# Document section

────────────────

History of Science

Taking the History of Science Really Seriously

From the publisher:

The scientific revolution is a many-faceted realization of Kuhn’s phylogenic tree, whose trunk is ancient astronomy with ramifications into terrestrial physics (Galileo, Descartes, Huygens, Newton) and biology and medicine (Aristotle, Galen, Vesalius, Harvey, Descartes, Steno, Linnaeus, Darwin, Fisher, Morgan, Mayr, Rapp). “Revolutions” of the sort documented in Kuhn’s Structure are pervasive in the history of science, both physical and biological. Some of these are analyzed in this book, but continuity within a tradtion is sought. As Kuhn argues in The Copernican Revolution (1959), scientific change is gradual with overlapping concepts and ideals, so discovery can be the rational pursuit of an ideal recognized as yet unfulfilled.

This book is intended to offer a historical, conceptual and methodological analysis of selected iconic shifts (revolutions) in scientific belief and practice. Part I is a reexamination of The Copernican Revolution in the light of philosophical thinking about the history of science that has emerged in the last 60 years since its publication in 1959 (Kuhn I). The philosophy and historiography drawn from Part I is then sought and compared with that evident in the history of evolutionary inquiries (Part II) and genetics (Part III).

────────────────

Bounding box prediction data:
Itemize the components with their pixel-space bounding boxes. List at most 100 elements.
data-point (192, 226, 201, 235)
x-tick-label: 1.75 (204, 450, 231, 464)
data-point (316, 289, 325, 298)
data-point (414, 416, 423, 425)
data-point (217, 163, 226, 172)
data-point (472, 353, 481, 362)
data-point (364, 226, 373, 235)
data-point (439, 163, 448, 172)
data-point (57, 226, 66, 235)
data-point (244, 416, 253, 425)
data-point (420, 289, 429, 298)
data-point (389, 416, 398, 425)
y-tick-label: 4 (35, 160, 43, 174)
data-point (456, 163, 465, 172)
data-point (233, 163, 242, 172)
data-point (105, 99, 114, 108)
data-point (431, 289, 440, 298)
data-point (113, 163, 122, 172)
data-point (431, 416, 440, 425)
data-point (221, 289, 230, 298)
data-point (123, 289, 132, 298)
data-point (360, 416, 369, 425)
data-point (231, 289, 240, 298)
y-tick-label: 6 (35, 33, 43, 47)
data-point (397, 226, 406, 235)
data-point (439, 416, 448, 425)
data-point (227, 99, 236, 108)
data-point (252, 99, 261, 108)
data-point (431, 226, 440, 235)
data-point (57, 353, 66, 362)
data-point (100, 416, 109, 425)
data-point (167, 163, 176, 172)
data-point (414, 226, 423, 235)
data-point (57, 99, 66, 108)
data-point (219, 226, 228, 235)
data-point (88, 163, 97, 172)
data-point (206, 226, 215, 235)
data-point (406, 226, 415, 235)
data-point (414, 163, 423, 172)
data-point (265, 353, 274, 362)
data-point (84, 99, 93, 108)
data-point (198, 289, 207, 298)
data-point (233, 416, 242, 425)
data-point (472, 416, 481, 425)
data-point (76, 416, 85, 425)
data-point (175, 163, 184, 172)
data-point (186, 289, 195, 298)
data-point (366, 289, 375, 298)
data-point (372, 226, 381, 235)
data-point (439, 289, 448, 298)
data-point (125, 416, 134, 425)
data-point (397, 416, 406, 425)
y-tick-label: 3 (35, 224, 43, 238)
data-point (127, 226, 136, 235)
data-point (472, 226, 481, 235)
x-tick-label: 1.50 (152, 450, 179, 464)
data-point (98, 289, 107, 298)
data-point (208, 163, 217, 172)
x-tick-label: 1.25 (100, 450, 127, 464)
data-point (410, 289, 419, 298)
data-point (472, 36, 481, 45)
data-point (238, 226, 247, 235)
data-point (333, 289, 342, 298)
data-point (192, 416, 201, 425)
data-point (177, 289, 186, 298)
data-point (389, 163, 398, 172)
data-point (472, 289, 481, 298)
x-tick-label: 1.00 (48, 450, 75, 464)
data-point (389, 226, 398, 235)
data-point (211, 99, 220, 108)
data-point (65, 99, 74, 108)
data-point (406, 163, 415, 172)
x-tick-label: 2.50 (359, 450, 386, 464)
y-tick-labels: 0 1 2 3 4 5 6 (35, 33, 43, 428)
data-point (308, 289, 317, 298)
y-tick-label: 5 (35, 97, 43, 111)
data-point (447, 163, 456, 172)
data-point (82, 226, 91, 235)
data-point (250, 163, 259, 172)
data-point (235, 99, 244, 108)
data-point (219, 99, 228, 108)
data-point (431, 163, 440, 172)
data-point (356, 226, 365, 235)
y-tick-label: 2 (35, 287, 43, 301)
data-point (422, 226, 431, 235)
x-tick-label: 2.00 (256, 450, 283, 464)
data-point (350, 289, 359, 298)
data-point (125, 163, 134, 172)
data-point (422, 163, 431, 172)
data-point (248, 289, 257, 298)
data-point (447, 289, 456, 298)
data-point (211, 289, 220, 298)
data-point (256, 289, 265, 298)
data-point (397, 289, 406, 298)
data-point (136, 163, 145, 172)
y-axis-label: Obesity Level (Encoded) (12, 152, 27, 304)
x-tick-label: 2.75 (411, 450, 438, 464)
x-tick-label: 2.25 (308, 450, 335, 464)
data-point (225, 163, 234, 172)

────────────────

# Work to complete
1 > Reproduce the passage of the book description that starts at "This book is" and ends at "genetics (Part III).".
2 > According to the book description, what subjects do Part II and Part III cover?

# Responses for each task
1 >
This book is intended to offer a historical, conceptual and methodological analysis of selected iconic shifts (revolutions) in scientific belief and practice. Part I is a reexamination of The Copernican Revolution in the light of philosophical thinking about the history of science that has emerged in the last 60 years since its publication in 1959 (Kuhn I). The philosophy and historiography drawn from Part I is then sought and compared with that evident in the history of evolutionary inquiries (Part II) and genetics (Part III).

2 > Part II covers the history of evolutionary inquiries, and Part III covers genetics.